:: Rows

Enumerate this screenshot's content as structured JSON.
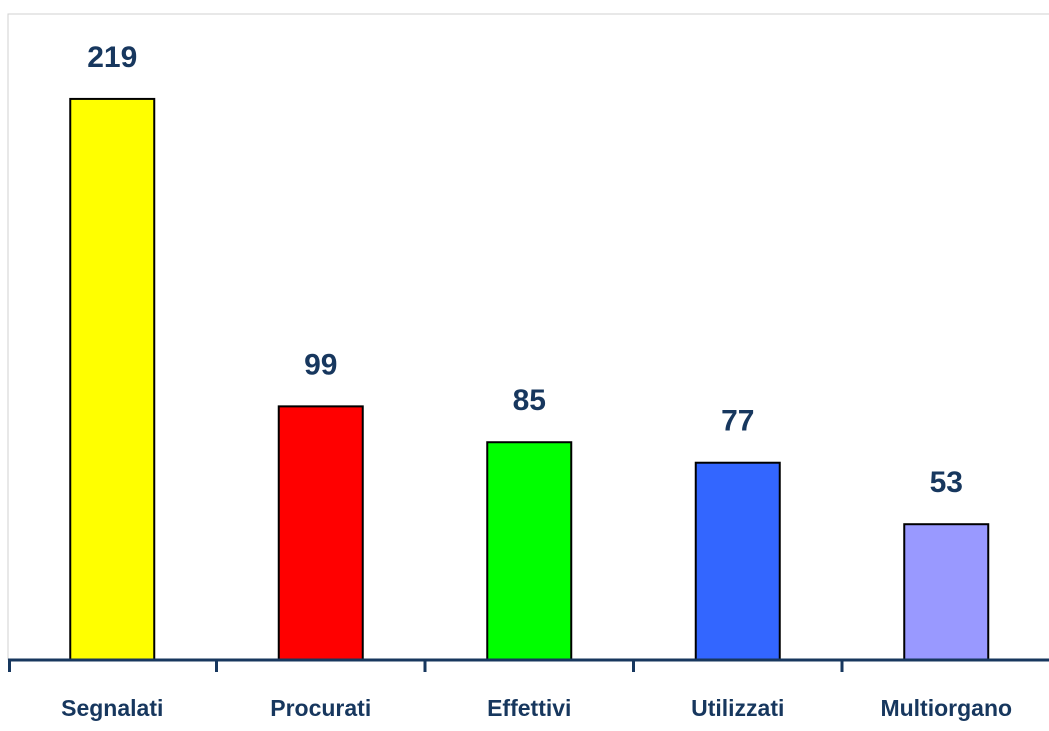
{
  "chart_data": {
    "type": "bar",
    "categories": [
      "Segnalati",
      "Procurati",
      "Effettivi",
      "Utilizzati",
      "Multiorgano"
    ],
    "values": [
      219,
      99,
      85,
      77,
      53
    ],
    "colors": [
      "#ffff00",
      "#ff0000",
      "#00ff00",
      "#3366ff",
      "#9999ff"
    ]
  }
}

::::

What you need to do: The listing above must be printed again exactly, minus its pictures.

Answer to this exercise:
Enumerate this screenshot's content as structured JSON.
{
  "chart_data": {
    "type": "bar",
    "categories": [
      "Segnalati",
      "Procurati",
      "Effettivi",
      "Utilizzati",
      "Multiorgano"
    ],
    "values": [
      219,
      99,
      85,
      77,
      53
    ],
    "colors": [
      "#ffff00",
      "#ff0000",
      "#00ff00",
      "#3366ff",
      "#9999ff"
    ]
  }
}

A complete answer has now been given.